Data for processing:
-.-.-
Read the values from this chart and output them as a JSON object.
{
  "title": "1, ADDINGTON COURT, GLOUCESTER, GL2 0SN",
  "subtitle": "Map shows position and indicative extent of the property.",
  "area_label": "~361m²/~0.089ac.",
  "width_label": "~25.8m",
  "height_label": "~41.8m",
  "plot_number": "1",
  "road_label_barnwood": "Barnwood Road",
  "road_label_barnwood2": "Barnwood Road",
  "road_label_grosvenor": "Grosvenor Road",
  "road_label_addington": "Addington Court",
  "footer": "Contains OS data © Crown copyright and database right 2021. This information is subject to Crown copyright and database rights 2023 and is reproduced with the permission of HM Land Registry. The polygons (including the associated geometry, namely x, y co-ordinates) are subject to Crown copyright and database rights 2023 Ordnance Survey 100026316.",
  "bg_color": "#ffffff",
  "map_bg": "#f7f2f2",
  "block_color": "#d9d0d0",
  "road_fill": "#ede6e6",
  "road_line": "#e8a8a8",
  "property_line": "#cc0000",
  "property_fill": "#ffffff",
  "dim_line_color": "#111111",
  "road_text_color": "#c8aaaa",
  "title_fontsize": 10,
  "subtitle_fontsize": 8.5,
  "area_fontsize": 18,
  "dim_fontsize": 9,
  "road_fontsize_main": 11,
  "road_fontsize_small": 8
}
-.-.-
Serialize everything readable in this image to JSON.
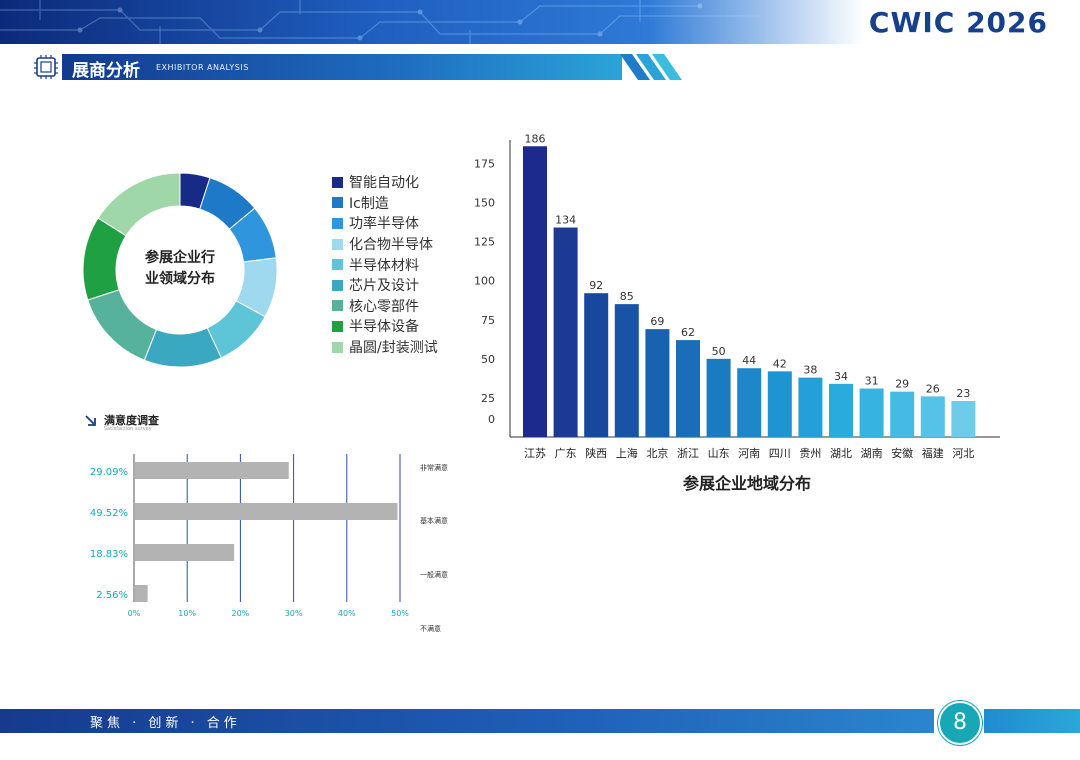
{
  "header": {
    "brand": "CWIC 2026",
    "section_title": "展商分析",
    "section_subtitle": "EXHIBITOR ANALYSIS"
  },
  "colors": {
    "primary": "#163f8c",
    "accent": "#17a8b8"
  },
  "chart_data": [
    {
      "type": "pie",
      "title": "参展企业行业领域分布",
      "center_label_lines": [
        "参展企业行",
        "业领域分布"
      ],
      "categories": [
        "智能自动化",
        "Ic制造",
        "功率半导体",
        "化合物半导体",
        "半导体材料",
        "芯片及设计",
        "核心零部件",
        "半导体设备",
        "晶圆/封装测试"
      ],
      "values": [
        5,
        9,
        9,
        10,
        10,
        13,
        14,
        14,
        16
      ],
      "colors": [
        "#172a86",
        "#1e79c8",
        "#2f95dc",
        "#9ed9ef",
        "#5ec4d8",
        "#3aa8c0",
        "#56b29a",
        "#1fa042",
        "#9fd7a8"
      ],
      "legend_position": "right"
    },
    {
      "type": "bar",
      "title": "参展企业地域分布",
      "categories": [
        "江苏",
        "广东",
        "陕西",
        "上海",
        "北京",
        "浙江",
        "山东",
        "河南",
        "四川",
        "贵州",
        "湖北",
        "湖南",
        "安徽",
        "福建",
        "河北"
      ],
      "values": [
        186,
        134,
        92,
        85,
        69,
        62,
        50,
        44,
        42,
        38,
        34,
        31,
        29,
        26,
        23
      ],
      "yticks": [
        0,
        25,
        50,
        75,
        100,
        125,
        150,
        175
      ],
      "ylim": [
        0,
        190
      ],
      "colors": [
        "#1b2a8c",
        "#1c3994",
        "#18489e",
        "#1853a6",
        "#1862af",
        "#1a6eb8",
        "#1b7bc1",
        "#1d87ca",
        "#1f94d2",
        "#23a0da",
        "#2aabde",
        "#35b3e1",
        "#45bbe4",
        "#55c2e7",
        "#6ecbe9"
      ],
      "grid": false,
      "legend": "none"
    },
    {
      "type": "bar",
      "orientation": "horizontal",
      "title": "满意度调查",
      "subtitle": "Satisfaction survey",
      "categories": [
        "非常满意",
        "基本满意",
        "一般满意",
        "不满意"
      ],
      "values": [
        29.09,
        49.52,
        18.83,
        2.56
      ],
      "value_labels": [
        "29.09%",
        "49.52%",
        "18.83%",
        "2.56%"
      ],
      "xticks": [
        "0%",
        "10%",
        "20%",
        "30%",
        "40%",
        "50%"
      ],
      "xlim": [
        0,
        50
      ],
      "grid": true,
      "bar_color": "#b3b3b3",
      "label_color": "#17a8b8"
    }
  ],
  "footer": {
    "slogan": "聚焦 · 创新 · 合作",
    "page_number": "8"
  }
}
-.-.-
Task to carry out:
Where a line in the material contains "JSON", copy that line.

Output for this task:
Read the values from this chart and output them as a JSON object.
Serialize everything readable in this image to JSON.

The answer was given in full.